Start of Record set
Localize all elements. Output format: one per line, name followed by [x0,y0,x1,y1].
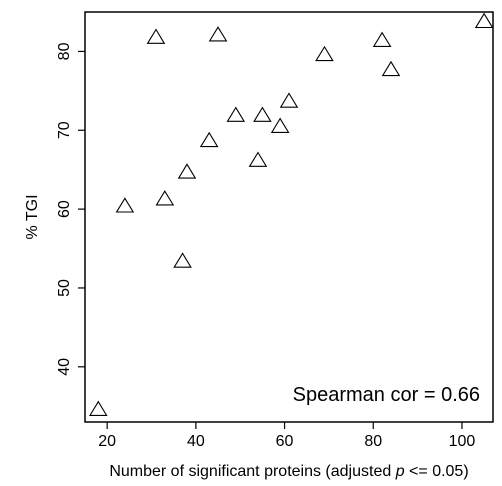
y-axis: 40 50 60 70 80 [56,42,85,376]
y-tick-label: 80 [56,42,73,60]
data-point-triangle [381,60,401,77]
data-point-triangle [253,106,272,122]
y-tick-label: 60 [56,200,73,218]
y-axis-label: % TGI [24,194,41,239]
x-axis: 20 40 60 80 100 [98,422,475,450]
y-tick-label: 40 [56,358,73,376]
data-point-triangle [226,106,246,122]
x-tick-label: 100 [449,433,476,450]
y-tick-label: 70 [56,121,73,139]
data-points [89,12,494,416]
data-point-triangle [208,26,228,42]
data-point-triangle [279,92,299,108]
spearman-annotation: Spearman cor = 0.66 [293,384,480,406]
data-point-triangle [199,131,219,148]
data-point-triangle [315,45,334,62]
data-point-triangle [89,400,108,416]
x-axis-label-suffix: <= 0.05) [405,463,469,480]
x-axis-label-prefix: Number of significant proteins (adjusted [109,463,395,480]
x-tick-label: 80 [364,433,382,450]
data-point-triangle [115,197,135,213]
x-axis-label-italic: p [395,463,405,480]
data-point-triangle [173,252,192,268]
plot-frame [84,11,494,423]
x-tick-label: 60 [276,433,294,450]
data-point-triangle [177,163,197,179]
x-tick-label: 20 [98,433,116,450]
x-axis-label: Number of significant proteins (adjusted… [109,463,468,480]
data-point-triangle [474,12,494,29]
data-point-triangle [146,28,166,44]
data-point-triangle [155,190,175,206]
data-point-triangle [372,31,392,47]
data-point-triangle [248,151,268,167]
y-tick-label: 50 [56,279,73,297]
x-tick-label: 40 [187,433,205,450]
data-point-triangle [270,117,290,133]
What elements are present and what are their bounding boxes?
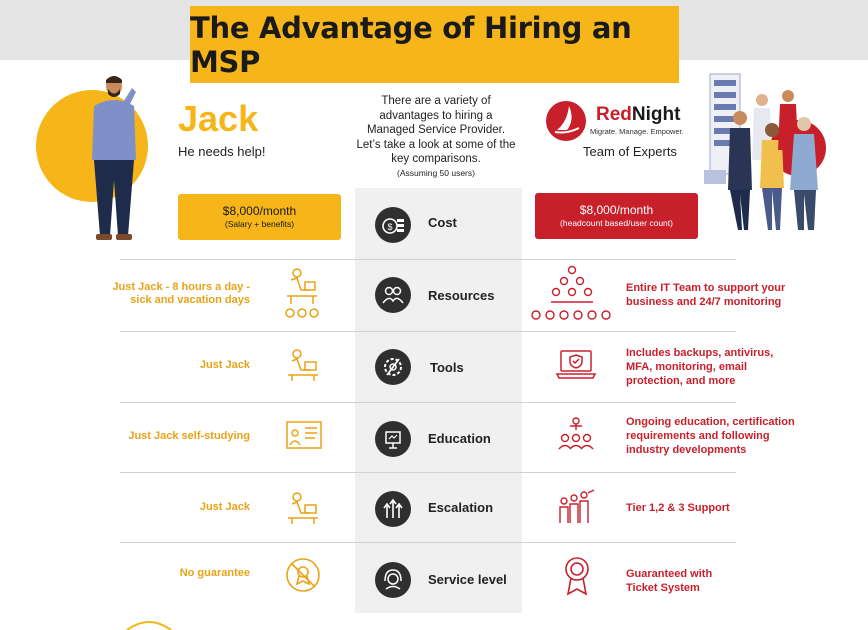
row-divider xyxy=(120,259,736,260)
category-education: Education xyxy=(428,431,491,446)
laptop-shield-icon xyxy=(555,350,597,379)
msp-price-note: (headcount based/user count) xyxy=(560,218,673,228)
row-divider xyxy=(120,472,736,473)
category-resources: Resources xyxy=(428,288,495,303)
title-banner: The Advantage of Hiring an MSP xyxy=(190,6,679,83)
category-column xyxy=(355,188,522,613)
intro-text-block: There are a variety of advantages to hir… xyxy=(356,94,516,179)
row-divider xyxy=(120,331,736,332)
category-escalation: Escalation xyxy=(428,500,494,515)
msp-tools-text: Includes backups, antivirus, MFA, monito… xyxy=(626,347,774,387)
team-pyramid-icon xyxy=(531,265,611,320)
growth-team-icon xyxy=(559,489,595,523)
msp-escalation-text: Tier 1,2 & 3 Support xyxy=(626,502,730,514)
svg-text:$: $ xyxy=(387,222,392,232)
no-guarantee-icon xyxy=(286,558,320,592)
coins-icon: $ xyxy=(375,207,411,243)
jack-price: $8,000/month xyxy=(222,204,297,218)
desk-worker-icon xyxy=(288,349,318,381)
msp-price-box: $8,000/month (headcount based/user count… xyxy=(535,193,698,239)
education-group-icon xyxy=(558,417,594,450)
msp-service-text: Guaranteed with Ticket System xyxy=(626,568,713,594)
rednight-brand: RedNight xyxy=(596,104,680,126)
team-illustration xyxy=(704,73,826,230)
award-ribbon-icon xyxy=(565,557,589,596)
desk-worker-icon xyxy=(288,492,318,524)
jack-name: Jack xyxy=(178,98,259,139)
desk-worker-icon xyxy=(285,268,319,318)
category-service-level: Service level xyxy=(428,572,507,587)
jack-resources-text: Just Jack - 8 hours a day - sick and vac… xyxy=(112,281,250,306)
page-title: The Advantage of Hiring an MSP xyxy=(190,10,632,79)
decorative-circle xyxy=(126,621,172,630)
jack-tools-text: Just Jack xyxy=(199,359,250,371)
arrows-up-icon xyxy=(375,491,411,527)
rednight-team: Team of Experts xyxy=(583,144,677,159)
jack-illustration xyxy=(92,76,136,240)
jack-escalation-text: Just Jack xyxy=(199,501,250,513)
msp-education-text: Ongoing education, certification require… xyxy=(626,416,795,456)
people-icon xyxy=(375,277,411,313)
rednight-logo-icon xyxy=(546,101,586,141)
headset-icon xyxy=(375,562,411,598)
msp-price: $8,000/month xyxy=(579,203,654,217)
row-divider xyxy=(120,402,736,403)
rednight-tagline: Migrate. Manage. Empower. xyxy=(590,127,684,136)
classroom-icon xyxy=(286,421,322,449)
brand-red-part: Red xyxy=(596,104,632,125)
category-cost: Cost xyxy=(428,215,457,230)
intro-note: (Assuming 50 users) xyxy=(397,167,475,178)
intro-text: There are a variety of advantages to hir… xyxy=(356,95,516,165)
category-tools: Tools xyxy=(430,360,464,375)
jack-education-text: Just Jack self-studying xyxy=(128,430,250,442)
presentation-icon xyxy=(375,421,411,457)
row-divider xyxy=(120,542,736,543)
jack-price-note: (Salary + benefits) xyxy=(224,219,295,229)
gear-wrench-icon xyxy=(375,349,411,385)
brand-dark-part: Night xyxy=(631,104,681,125)
jack-subtitle: He needs help! xyxy=(178,144,266,159)
jack-service-text: No guarantee xyxy=(179,567,250,579)
jack-price-box: $8,000/month (Salary + benefits) xyxy=(178,194,341,240)
msp-resources-text: Entire IT Team to support your business … xyxy=(626,282,786,308)
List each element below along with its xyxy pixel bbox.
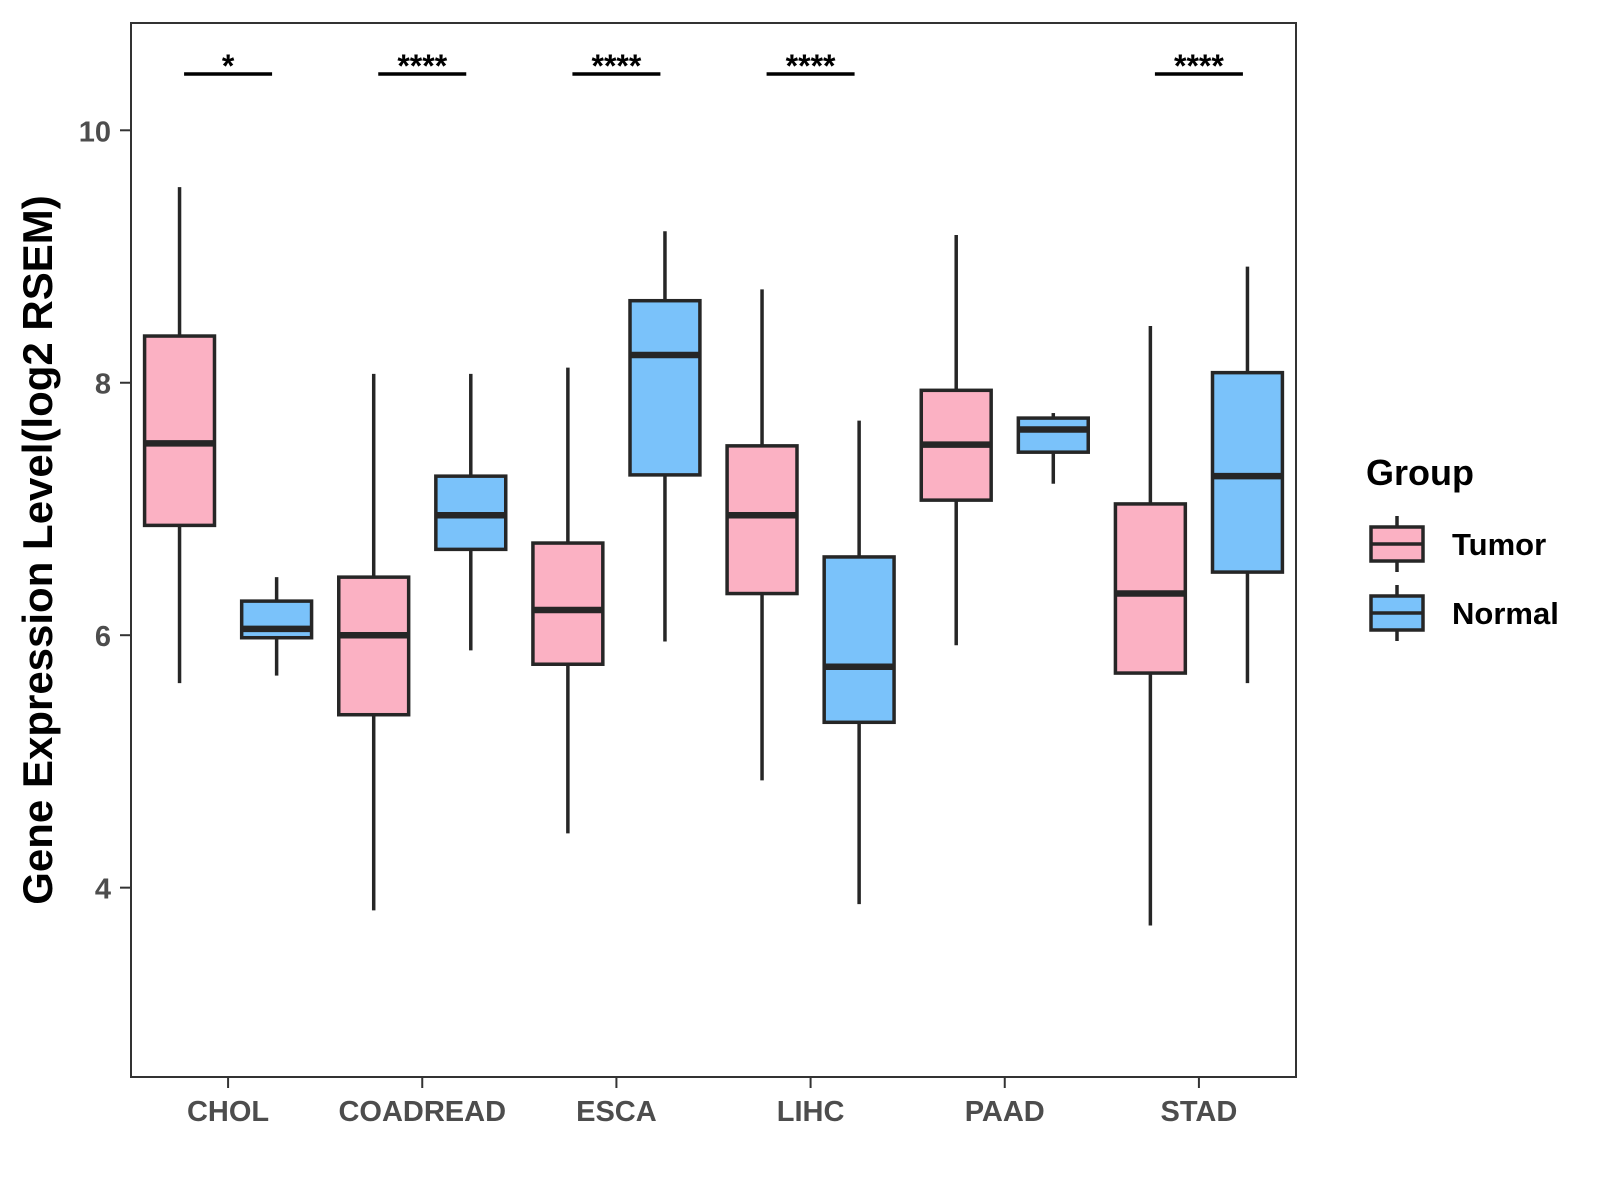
legend-item-normal: Normal (1369, 585, 1559, 641)
legend-label-tumor: Tumor (1452, 527, 1546, 562)
box-tumor-chol (142, 187, 217, 684)
x-axis: CHOL COADREAD ESCA LIHC PAAD STAD (187, 1077, 1237, 1128)
x-tick-label-chol: CHOL (187, 1096, 269, 1128)
x-tick-label-esca: ESCA (576, 1096, 657, 1128)
legend-label-normal: Normal (1452, 596, 1559, 631)
boxes-layer (142, 187, 1285, 926)
box-body-normal-lihc (822, 555, 896, 725)
box-body-tumor-coadread (337, 575, 411, 717)
y-tick-label-8: 8 (95, 369, 111, 401)
box-body-normal-stad (1210, 370, 1285, 574)
significance-label-chol: * (222, 48, 235, 84)
box-normal-lihc (822, 420, 896, 905)
box-normal-paad (1016, 413, 1090, 484)
box-normal-coadread (434, 373, 508, 651)
box-body-normal-paad (1016, 416, 1090, 454)
legend-title: Group (1366, 452, 1474, 493)
box-normal-stad (1210, 266, 1285, 684)
significance-label-esca: **** (592, 48, 642, 84)
x-tick-label-stad: STAD (1161, 1096, 1238, 1128)
box-tumor-paad (919, 235, 993, 646)
y-tick-label-6: 6 (95, 621, 111, 653)
box-tumor-stad (1113, 325, 1188, 926)
x-tick-label-coadread: COADREAD (338, 1096, 506, 1128)
box-body-tumor-esca (531, 541, 605, 666)
box-body-normal-esca (628, 298, 702, 477)
x-tick-label-lihc: LIHC (777, 1096, 845, 1128)
legend: Group Tumor Normal (1366, 452, 1559, 641)
box-body-normal-chol (239, 599, 314, 640)
significance-label-stad: **** (1174, 48, 1224, 84)
legend-item-tumor: Tumor (1369, 516, 1546, 572)
box-tumor-lihc (725, 289, 799, 781)
y-tick-label-10: 10 (79, 116, 111, 148)
x-tick-label-paad: PAAD (965, 1096, 1045, 1128)
box-body-tumor-chol (142, 334, 217, 528)
significance-label-coadread: **** (397, 48, 447, 84)
y-axis-title: Gene Expression Level(log2 RSEM) (14, 195, 61, 905)
y-axis: 4 6 8 10 (79, 116, 131, 906)
significance-layer: * **** **** **** **** (184, 48, 1243, 84)
box-body-tumor-stad (1113, 502, 1188, 675)
plot-panel (130, 22, 1297, 1078)
box-tumor-esca (531, 367, 605, 834)
significance-label-lihc: **** (786, 48, 836, 84)
box-normal-esca (628, 231, 702, 642)
box-tumor-coadread (337, 373, 411, 911)
box-body-tumor-lihc (725, 444, 799, 596)
y-tick-label-4: 4 (95, 874, 111, 906)
box-normal-chol (239, 577, 314, 676)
End of Record set
▶ **Directions**: From the listing, copy every line where the string "tools" appears.

▶ **Result**:
msp-tools-text: Includes backups, antivirus, MFA, monito… xyxy=(626,347,774,387)
jack-tools-text: Just Jack xyxy=(199,359,250,371)
category-tools: Tools xyxy=(430,360,464,375)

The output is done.